▸ TEXT PROVIDED
====

Meanwhile we're going by The Book* for the front section. 2k7/k7 front sections only differ by the length and angles of the (to use the Genuine Champion Book nomenclature) F tubes on the bottoms and J tubes on the top. And unlike the Champion/Gibbs frames, the G tubes are longer than the F tubes. I'll try to call out other departures from the traditional Locost as they come up.

One departure worth mentioning is, we finish weld as we go along. First we do the bottom of the cockpit; it's flat, it's square, it's finish welded. That gives us a solid base to work from. Then the sides of the cockpit, and then the sides get attached to the bottom and finish welded (if it's going to be a traditional-styled k7 with aluminum skins) or just the sides of the upright tubes left unfinished if it's getting a steel shear web for pontoons. At every major subassembly, we finish weld.

====

▸ DATASET ENTRIES
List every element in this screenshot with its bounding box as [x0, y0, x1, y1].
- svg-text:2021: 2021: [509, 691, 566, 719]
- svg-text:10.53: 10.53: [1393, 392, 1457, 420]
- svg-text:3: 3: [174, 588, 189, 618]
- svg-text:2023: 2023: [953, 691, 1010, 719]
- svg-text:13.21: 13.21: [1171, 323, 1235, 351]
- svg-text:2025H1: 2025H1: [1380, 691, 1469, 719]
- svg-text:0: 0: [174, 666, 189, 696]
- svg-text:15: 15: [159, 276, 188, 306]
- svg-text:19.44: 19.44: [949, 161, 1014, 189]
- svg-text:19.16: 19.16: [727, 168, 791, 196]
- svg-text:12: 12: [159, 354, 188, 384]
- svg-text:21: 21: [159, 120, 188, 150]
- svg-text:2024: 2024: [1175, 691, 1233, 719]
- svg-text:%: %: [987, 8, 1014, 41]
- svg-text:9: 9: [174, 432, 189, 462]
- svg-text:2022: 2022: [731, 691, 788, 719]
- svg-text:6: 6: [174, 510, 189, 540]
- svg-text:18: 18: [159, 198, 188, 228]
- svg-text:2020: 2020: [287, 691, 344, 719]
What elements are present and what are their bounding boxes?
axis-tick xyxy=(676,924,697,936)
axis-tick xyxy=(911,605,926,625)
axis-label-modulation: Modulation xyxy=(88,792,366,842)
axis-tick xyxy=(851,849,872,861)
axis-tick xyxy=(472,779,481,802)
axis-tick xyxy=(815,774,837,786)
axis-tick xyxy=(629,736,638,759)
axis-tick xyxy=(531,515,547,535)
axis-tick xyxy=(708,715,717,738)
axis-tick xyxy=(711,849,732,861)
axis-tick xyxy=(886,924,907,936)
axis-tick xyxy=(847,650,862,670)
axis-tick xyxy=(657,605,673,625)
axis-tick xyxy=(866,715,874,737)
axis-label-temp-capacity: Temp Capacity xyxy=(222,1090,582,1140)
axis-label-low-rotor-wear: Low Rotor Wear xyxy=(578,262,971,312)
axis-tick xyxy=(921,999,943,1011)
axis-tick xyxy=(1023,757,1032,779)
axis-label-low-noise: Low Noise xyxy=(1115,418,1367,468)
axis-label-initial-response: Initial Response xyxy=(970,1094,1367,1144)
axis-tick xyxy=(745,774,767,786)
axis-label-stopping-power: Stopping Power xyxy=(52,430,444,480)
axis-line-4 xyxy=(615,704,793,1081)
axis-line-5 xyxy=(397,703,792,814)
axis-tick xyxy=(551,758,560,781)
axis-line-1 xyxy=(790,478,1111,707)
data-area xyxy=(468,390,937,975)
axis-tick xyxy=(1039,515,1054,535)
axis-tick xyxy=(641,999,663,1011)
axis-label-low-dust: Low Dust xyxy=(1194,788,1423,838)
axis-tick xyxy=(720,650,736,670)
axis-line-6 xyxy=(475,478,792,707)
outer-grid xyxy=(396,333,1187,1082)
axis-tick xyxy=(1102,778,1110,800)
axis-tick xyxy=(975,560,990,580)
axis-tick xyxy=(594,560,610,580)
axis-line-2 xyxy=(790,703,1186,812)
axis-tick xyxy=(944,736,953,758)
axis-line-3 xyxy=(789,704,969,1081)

====

▸ GOAL A
Translate this sentence from the frame-building passage into Spanish: "That gives us a solid base to work from."
▸ GOAL B
List every tube designation, by letter, that the frame-building passage mentions.
▸ GOAL C
Return the section of the frame-building passage from "One departure worth" up to and including "we finish weld.".

▸ CORRECT RESPONSE A
Eso nos da una base sólida sobre la cual trabajar.

▸ CORRECT RESPONSE B
F tubes, J tubes, G tubes

▸ CORRECT RESPONSE C
One departure worth mentioning is, we finish weld as we go along. First we do the bottom of the cockpit; it's flat, it's square, it's finish welded. That gives us a solid base to work from. Then the sides of the cockpit, and then the sides get attached to the bottom and finish welded (if it's going to be a traditional-styled k7 with aluminum skins) or just the sides of the upright tubes left unfinished if it's getting a steel shear web for pontoons. At every major subassembly, we finish weld.